**TASK REQUIREMENTS:** Without altering anything, repeat each of the records.

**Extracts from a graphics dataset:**
(begin)
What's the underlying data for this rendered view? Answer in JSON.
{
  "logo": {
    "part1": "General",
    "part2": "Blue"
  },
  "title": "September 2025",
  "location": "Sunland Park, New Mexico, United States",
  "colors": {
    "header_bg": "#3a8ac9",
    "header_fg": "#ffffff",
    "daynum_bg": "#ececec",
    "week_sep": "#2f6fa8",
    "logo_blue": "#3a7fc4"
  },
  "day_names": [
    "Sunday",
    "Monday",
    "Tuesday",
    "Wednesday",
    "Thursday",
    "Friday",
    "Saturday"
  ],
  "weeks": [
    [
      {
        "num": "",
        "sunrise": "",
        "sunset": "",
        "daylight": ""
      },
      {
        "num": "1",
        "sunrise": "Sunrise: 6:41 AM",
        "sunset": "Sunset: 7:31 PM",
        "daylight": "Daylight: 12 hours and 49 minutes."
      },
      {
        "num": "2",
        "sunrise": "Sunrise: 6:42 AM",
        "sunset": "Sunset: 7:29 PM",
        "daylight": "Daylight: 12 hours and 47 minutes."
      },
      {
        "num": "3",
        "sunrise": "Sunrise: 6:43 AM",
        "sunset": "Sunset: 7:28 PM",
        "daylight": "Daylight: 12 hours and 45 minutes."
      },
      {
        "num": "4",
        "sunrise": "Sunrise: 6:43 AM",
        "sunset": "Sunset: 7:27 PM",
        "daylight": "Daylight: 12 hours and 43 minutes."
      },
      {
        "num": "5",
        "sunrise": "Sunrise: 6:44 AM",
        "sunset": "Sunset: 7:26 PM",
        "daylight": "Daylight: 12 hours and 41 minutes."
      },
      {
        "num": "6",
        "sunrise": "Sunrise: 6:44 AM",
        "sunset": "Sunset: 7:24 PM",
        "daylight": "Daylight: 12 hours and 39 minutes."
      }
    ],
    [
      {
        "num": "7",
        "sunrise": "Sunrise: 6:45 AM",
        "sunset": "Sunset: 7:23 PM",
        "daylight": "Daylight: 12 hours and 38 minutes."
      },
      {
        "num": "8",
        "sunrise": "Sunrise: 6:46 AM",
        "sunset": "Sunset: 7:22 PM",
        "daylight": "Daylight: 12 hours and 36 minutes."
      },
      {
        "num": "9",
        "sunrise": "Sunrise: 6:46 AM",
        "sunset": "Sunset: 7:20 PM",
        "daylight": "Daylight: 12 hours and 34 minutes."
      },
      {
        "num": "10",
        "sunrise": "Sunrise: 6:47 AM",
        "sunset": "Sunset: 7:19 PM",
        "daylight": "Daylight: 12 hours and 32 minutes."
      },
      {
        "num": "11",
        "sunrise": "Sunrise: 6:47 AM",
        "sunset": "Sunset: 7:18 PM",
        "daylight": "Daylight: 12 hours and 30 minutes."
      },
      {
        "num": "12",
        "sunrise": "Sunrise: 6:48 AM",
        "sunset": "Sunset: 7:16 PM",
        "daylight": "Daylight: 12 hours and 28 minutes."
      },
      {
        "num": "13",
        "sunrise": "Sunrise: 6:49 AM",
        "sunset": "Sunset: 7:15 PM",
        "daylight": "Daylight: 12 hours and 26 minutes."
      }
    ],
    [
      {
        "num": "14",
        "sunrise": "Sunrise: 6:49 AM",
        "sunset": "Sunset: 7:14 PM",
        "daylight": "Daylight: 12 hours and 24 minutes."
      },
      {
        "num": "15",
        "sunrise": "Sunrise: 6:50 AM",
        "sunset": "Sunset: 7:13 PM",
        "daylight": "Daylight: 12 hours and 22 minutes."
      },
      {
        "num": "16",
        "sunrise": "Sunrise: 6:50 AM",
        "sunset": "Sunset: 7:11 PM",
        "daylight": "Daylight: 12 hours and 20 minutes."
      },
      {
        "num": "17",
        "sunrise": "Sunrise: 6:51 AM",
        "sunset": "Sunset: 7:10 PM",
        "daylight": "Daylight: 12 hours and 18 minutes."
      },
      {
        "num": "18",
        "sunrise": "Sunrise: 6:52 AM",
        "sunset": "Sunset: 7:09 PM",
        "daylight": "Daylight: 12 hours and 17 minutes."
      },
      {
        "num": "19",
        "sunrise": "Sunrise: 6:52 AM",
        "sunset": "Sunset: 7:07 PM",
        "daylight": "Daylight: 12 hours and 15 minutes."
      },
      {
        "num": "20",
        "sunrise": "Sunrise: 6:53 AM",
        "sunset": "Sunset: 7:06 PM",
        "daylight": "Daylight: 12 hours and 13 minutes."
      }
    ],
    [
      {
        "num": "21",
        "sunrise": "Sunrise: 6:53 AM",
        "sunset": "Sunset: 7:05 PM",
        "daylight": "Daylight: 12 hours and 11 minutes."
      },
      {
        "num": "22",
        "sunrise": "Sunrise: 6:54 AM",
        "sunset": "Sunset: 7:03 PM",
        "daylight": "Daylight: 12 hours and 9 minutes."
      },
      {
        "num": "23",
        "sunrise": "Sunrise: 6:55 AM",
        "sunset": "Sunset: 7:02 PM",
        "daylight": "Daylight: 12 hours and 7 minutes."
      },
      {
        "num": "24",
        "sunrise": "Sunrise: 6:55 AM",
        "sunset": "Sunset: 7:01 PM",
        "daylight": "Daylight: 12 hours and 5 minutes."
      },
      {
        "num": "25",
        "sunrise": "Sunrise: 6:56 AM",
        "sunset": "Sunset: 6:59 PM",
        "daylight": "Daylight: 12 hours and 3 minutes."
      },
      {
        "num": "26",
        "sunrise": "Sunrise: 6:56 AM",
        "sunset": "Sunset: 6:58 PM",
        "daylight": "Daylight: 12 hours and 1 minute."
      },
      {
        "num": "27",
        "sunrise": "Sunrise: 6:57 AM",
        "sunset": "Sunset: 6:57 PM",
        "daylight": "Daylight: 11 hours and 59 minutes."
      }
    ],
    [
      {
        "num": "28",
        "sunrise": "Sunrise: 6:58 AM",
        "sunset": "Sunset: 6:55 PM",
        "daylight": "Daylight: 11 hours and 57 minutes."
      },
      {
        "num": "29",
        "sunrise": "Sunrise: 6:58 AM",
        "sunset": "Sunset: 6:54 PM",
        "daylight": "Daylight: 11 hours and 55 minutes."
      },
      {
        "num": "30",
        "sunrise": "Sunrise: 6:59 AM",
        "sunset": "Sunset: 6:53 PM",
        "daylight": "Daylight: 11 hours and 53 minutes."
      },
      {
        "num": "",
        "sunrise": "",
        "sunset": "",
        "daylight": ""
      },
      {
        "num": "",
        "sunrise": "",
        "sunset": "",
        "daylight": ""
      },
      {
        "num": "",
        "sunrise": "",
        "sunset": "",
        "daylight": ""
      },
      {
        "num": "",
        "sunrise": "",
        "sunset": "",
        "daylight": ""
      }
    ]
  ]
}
(end)
**EXERCISE RESPONSE:**
What's the underlying data for this rendered view? Answer in JSON.
{
  "logo": {
    "part1": "General",
    "part2": "Blue"
  },
  "title": "September 2025",
  "location": "Sunland Park, New Mexico, United States",
  "colors": {
    "header_bg": "#3a8ac9",
    "header_fg": "#ffffff",
    "daynum_bg": "#ececec",
    "week_sep": "#2f6fa8",
    "logo_blue": "#3a7fc4"
  },
  "day_names": [
    "Sunday",
    "Monday",
    "Tuesday",
    "Wednesday",
    "Thursday",
    "Friday",
    "Saturday"
  ],
  "weeks": [
    [
      {
        "num": "",
        "sunrise": "",
        "sunset": "",
        "daylight": ""
      },
      {
        "num": "1",
        "sunrise": "Sunrise: 6:41 AM",
        "sunset": "Sunset: 7:31 PM",
        "daylight": "Daylight: 12 hours and 49 minutes."
      },
      {
        "num": "2",
        "sunrise": "Sunrise: 6:42 AM",
        "sunset": "Sunset: 7:29 PM",
        "daylight": "Daylight: 12 hours and 47 minutes."
      },
      {
        "num": "3",
        "sunrise": "Sunrise: 6:43 AM",
        "sunset": "Sunset: 7:28 PM",
        "daylight": "Daylight: 12 hours and 45 minutes."
      },
      {
        "num": "4",
        "sunrise": "Sunrise: 6:43 AM",
        "sunset": "Sunset: 7:27 PM",
        "daylight": "Daylight: 12 hours and 43 minutes."
      },
      {
        "num": "5",
        "sunrise": "Sunrise: 6:44 AM",
        "sunset": "Sunset: 7:26 PM",
        "daylight": "Daylight: 12 hours and 41 minutes."
      },
      {
        "num": "6",
        "sunrise": "Sunrise: 6:44 AM",
        "sunset": "Sunset: 7:24 PM",
        "daylight": "Daylight: 12 hours and 39 minutes."
      }
    ],
    [
      {
        "num": "7",
        "sunrise": "Sunrise: 6:45 AM",
        "sunset": "Sunset: 7:23 PM",
        "daylight": "Daylight: 12 hours and 38 minutes."
      },
      {
        "num": "8",
        "sunrise": "Sunrise: 6:46 AM",
        "sunset": "Sunset: 7:22 PM",
        "daylight": "Daylight: 12 hours and 36 minutes."
      },
      {
        "num": "9",
        "sunrise": "Sunrise: 6:46 AM",
        "sunset": "Sunset: 7:20 PM",
        "daylight": "Daylight: 12 hours and 34 minutes."
      },
      {
        "num": "10",
        "sunrise": "Sunrise: 6:47 AM",
        "sunset": "Sunset: 7:19 PM",
        "daylight": "Daylight: 12 hours and 32 minutes."
      },
      {
        "num": "11",
        "sunrise": "Sunrise: 6:47 AM",
        "sunset": "Sunset: 7:18 PM",
        "daylight": "Daylight: 12 hours and 30 minutes."
      },
      {
        "num": "12",
        "sunrise": "Sunrise: 6:48 AM",
        "sunset": "Sunset: 7:16 PM",
        "daylight": "Daylight: 12 hours and 28 minutes."
      },
      {
        "num": "13",
        "sunrise": "Sunrise: 6:49 AM",
        "sunset": "Sunset: 7:15 PM",
        "daylight": "Daylight: 12 hours and 26 minutes."
      }
    ],
    [
      {
        "num": "14",
        "sunrise": "Sunrise: 6:49 AM",
        "sunset": "Sunset: 7:14 PM",
        "daylight": "Daylight: 12 hours and 24 minutes."
      },
      {
        "num": "15",
        "sunrise": "Sunrise: 6:50 AM",
        "sunset": "Sunset: 7:13 PM",
        "daylight": "Daylight: 12 hours and 22 minutes."
      },
      {
        "num": "16",
        "sunrise": "Sunrise: 6:50 AM",
        "sunset": "Sunset: 7:11 PM",
        "daylight": "Daylight: 12 hours and 20 minutes."
      },
      {
        "num": "17",
        "sunrise": "Sunrise: 6:51 AM",
        "sunset": "Sunset: 7:10 PM",
        "daylight": "Daylight: 12 hours and 18 minutes."
      },
      {
        "num": "18",
        "sunrise": "Sunrise: 6:52 AM",
        "sunset": "Sunset: 7:09 PM",
        "daylight": "Daylight: 12 hours and 17 minutes."
      },
      {
        "num": "19",
        "sunrise": "Sunrise: 6:52 AM",
        "sunset": "Sunset: 7:07 PM",
        "daylight": "Daylight: 12 hours and 15 minutes."
      },
      {
        "num": "20",
        "sunrise": "Sunrise: 6:53 AM",
        "sunset": "Sunset: 7:06 PM",
        "daylight": "Daylight: 12 hours and 13 minutes."
      }
    ],
    [
      {
        "num": "21",
        "sunrise": "Sunrise: 6:53 AM",
        "sunset": "Sunset: 7:05 PM",
        "daylight": "Daylight: 12 hours and 11 minutes."
      },
      {
        "num": "22",
        "sunrise": "Sunrise: 6:54 AM",
        "sunset": "Sunset: 7:03 PM",
        "daylight": "Daylight: 12 hours and 9 minutes."
      },
      {
        "num": "23",
        "sunrise": "Sunrise: 6:55 AM",
        "sunset": "Sunset: 7:02 PM",
        "daylight": "Daylight: 12 hours and 7 minutes."
      },
      {
        "num": "24",
        "sunrise": "Sunrise: 6:55 AM",
        "sunset": "Sunset: 7:01 PM",
        "daylight": "Daylight: 12 hours and 5 minutes."
      },
      {
        "num": "25",
        "sunrise": "Sunrise: 6:56 AM",
        "sunset": "Sunset: 6:59 PM",
        "daylight": "Daylight: 12 hours and 3 minutes."
      },
      {
        "num": "26",
        "sunrise": "Sunrise: 6:56 AM",
        "sunset": "Sunset: 6:58 PM",
        "daylight": "Daylight: 12 hours and 1 minute."
      },
      {
        "num": "27",
        "sunrise": "Sunrise: 6:57 AM",
        "sunset": "Sunset: 6:57 PM",
        "daylight": "Daylight: 11 hours and 59 minutes."
      }
    ],
    [
      {
        "num": "28",
        "sunrise": "Sunrise: 6:58 AM",
        "sunset": "Sunset: 6:55 PM",
        "daylight": "Daylight: 11 hours and 57 minutes."
      },
      {
        "num": "29",
        "sunrise": "Sunrise: 6:58 AM",
        "sunset": "Sunset: 6:54 PM",
        "daylight": "Daylight: 11 hours and 55 minutes."
      },
      {
        "num": "30",
        "sunrise": "Sunrise: 6:59 AM",
        "sunset": "Sunset: 6:53 PM",
        "daylight": "Daylight: 11 hours and 53 minutes."
      },
      {
        "num": "",
        "sunrise": "",
        "sunset": "",
        "daylight": ""
      },
      {
        "num": "",
        "sunrise": "",
        "sunset": "",
        "daylight": ""
      },
      {
        "num": "",
        "sunrise": "",
        "sunset": "",
        "daylight": ""
      },
      {
        "num": "",
        "sunrise": "",
        "sunset": "",
        "daylight": ""
      }
    ]
  ]
}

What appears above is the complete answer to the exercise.